- [AIM OF THE TASK]: Reproduce the listing below word for word, with every line unchanged.

§ §

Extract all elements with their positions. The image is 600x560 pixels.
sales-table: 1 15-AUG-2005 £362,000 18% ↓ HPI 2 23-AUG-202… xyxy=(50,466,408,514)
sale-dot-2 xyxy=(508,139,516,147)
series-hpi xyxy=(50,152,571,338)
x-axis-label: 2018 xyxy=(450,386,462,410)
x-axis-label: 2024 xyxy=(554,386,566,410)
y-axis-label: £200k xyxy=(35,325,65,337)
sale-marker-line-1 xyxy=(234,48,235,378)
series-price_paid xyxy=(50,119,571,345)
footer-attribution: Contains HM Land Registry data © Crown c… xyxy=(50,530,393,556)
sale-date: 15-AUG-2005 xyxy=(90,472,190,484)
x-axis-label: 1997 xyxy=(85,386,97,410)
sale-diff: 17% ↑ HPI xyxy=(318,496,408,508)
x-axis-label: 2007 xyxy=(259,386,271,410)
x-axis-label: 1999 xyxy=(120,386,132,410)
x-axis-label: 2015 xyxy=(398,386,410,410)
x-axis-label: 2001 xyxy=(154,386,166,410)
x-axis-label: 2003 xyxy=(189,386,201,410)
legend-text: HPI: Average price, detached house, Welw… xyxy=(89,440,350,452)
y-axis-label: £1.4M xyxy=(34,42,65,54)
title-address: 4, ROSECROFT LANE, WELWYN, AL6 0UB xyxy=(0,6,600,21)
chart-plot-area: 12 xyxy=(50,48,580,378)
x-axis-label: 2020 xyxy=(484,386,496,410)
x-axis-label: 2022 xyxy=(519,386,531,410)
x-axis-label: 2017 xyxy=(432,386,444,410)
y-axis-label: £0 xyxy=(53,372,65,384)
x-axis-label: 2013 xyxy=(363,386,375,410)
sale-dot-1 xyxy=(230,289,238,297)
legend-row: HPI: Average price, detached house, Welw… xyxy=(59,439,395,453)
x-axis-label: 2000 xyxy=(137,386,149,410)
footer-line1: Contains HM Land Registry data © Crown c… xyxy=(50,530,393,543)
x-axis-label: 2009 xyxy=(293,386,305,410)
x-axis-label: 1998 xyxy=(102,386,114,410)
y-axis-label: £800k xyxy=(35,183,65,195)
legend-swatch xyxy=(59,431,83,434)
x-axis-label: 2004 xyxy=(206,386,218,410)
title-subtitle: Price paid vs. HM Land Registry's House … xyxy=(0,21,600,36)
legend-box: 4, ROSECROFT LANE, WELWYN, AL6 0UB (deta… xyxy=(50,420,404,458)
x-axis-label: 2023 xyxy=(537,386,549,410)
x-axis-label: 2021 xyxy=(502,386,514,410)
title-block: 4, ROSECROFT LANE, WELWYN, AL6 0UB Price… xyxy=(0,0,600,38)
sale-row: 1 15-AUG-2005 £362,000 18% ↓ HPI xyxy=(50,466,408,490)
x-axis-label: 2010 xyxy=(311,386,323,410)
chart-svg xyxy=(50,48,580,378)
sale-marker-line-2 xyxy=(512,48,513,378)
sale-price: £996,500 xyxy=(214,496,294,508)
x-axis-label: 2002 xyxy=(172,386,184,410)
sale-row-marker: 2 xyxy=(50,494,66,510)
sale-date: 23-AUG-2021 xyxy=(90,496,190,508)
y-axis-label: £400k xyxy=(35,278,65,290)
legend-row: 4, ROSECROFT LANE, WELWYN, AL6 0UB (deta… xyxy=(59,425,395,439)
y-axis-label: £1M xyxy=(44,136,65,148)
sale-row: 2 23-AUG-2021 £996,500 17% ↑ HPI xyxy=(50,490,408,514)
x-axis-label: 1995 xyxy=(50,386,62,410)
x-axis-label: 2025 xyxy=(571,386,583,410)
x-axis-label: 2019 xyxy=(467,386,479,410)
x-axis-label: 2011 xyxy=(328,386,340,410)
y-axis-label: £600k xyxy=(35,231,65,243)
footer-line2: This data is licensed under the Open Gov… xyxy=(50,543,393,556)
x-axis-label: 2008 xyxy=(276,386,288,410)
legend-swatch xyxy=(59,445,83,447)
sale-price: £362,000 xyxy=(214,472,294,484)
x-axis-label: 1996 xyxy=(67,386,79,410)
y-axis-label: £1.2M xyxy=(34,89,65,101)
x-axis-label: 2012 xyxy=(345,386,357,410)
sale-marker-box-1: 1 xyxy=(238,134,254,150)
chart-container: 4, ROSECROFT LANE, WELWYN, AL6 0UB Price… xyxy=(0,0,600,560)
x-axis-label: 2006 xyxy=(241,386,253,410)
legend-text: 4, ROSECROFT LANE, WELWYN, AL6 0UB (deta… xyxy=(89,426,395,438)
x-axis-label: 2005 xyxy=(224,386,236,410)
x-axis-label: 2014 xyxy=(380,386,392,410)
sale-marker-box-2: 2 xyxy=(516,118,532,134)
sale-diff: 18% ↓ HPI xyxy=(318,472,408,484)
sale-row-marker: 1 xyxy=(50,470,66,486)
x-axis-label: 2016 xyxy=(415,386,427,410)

§ §

- [SOLUTION BELOW]:
Extract all elements with their positions. The image is 600x560 pixels.
sales-table: 1 15-AUG-2005 £362,000 18% ↓ HPI 2 23-AUG-202… xyxy=(50,466,408,514)
sale-dot-2 xyxy=(508,139,516,147)
series-hpi xyxy=(50,152,571,338)
x-axis-label: 2018 xyxy=(450,386,462,410)
x-axis-label: 2024 xyxy=(554,386,566,410)
y-axis-label: £200k xyxy=(35,325,65,337)
sale-marker-line-1 xyxy=(234,48,235,378)
series-price_paid xyxy=(50,119,571,345)
footer-attribution: Contains HM Land Registry data © Crown c… xyxy=(50,530,393,556)
sale-date: 15-AUG-2005 xyxy=(90,472,190,484)
x-axis-label: 1997 xyxy=(85,386,97,410)
sale-diff: 17% ↑ HPI xyxy=(318,496,408,508)
x-axis-label: 2007 xyxy=(259,386,271,410)
x-axis-label: 1999 xyxy=(120,386,132,410)
x-axis-label: 2015 xyxy=(398,386,410,410)
x-axis-label: 2001 xyxy=(154,386,166,410)
x-axis-label: 2003 xyxy=(189,386,201,410)
legend-text: HPI: Average price, detached house, Welw… xyxy=(89,440,350,452)
y-axis-label: £1.4M xyxy=(34,42,65,54)
title-address: 4, ROSECROFT LANE, WELWYN, AL6 0UB xyxy=(0,6,600,21)
chart-plot-area: 12 xyxy=(50,48,580,378)
x-axis-label: 2020 xyxy=(484,386,496,410)
x-axis-label: 2022 xyxy=(519,386,531,410)
x-axis-label: 2017 xyxy=(432,386,444,410)
y-axis-label: £0 xyxy=(53,372,65,384)
x-axis-label: 2013 xyxy=(363,386,375,410)
sale-dot-1 xyxy=(230,289,238,297)
legend-row: HPI: Average price, detached house, Welw… xyxy=(59,439,395,453)
x-axis-label: 2000 xyxy=(137,386,149,410)
footer-line1: Contains HM Land Registry data © Crown c… xyxy=(50,530,393,543)
x-axis-label: 2009 xyxy=(293,386,305,410)
x-axis-label: 1998 xyxy=(102,386,114,410)
y-axis-label: £800k xyxy=(35,183,65,195)
legend-swatch xyxy=(59,431,83,434)
x-axis-label: 2004 xyxy=(206,386,218,410)
title-subtitle: Price paid vs. HM Land Registry's House … xyxy=(0,21,600,36)
legend-box: 4, ROSECROFT LANE, WELWYN, AL6 0UB (deta… xyxy=(50,420,404,458)
x-axis-label: 2023 xyxy=(537,386,549,410)
x-axis-label: 2021 xyxy=(502,386,514,410)
title-block: 4, ROSECROFT LANE, WELWYN, AL6 0UB Price… xyxy=(0,0,600,38)
sale-row: 1 15-AUG-2005 £362,000 18% ↓ HPI xyxy=(50,466,408,490)
x-axis-label: 2010 xyxy=(311,386,323,410)
chart-svg xyxy=(50,48,580,378)
sale-marker-line-2 xyxy=(512,48,513,378)
sale-price: £996,500 xyxy=(214,496,294,508)
x-axis-label: 2002 xyxy=(172,386,184,410)
sale-row-marker: 2 xyxy=(50,494,66,510)
sale-date: 23-AUG-2021 xyxy=(90,496,190,508)
y-axis-label: £400k xyxy=(35,278,65,290)
legend-row: 4, ROSECROFT LANE, WELWYN, AL6 0UB (deta… xyxy=(59,425,395,439)
y-axis-label: £1M xyxy=(44,136,65,148)
sale-row: 2 23-AUG-2021 £996,500 17% ↑ HPI xyxy=(50,490,408,514)
x-axis-label: 1995 xyxy=(50,386,62,410)
x-axis-label: 2025 xyxy=(571,386,583,410)
x-axis-label: 2019 xyxy=(467,386,479,410)
x-axis-label: 2011 xyxy=(328,386,340,410)
y-axis-label: £600k xyxy=(35,231,65,243)
footer-line2: This data is licensed under the Open Gov… xyxy=(50,543,393,556)
x-axis-label: 2008 xyxy=(276,386,288,410)
legend-swatch xyxy=(59,445,83,447)
sale-price: £362,000 xyxy=(214,472,294,484)
x-axis-label: 1996 xyxy=(67,386,79,410)
y-axis-label: £1.2M xyxy=(34,89,65,101)
x-axis-label: 2012 xyxy=(345,386,357,410)
sale-marker-box-1: 1 xyxy=(238,134,254,150)
chart-container: 4, ROSECROFT LANE, WELWYN, AL6 0UB Price… xyxy=(0,0,600,560)
x-axis-label: 2006 xyxy=(241,386,253,410)
legend-text: 4, ROSECROFT LANE, WELWYN, AL6 0UB (deta… xyxy=(89,426,395,438)
x-axis-label: 2005 xyxy=(224,386,236,410)
x-axis-label: 2014 xyxy=(380,386,392,410)
sale-marker-box-2: 2 xyxy=(516,118,532,134)
sale-diff: 18% ↓ HPI xyxy=(318,472,408,484)
sale-row-marker: 1 xyxy=(50,470,66,486)
x-axis-label: 2016 xyxy=(415,386,427,410)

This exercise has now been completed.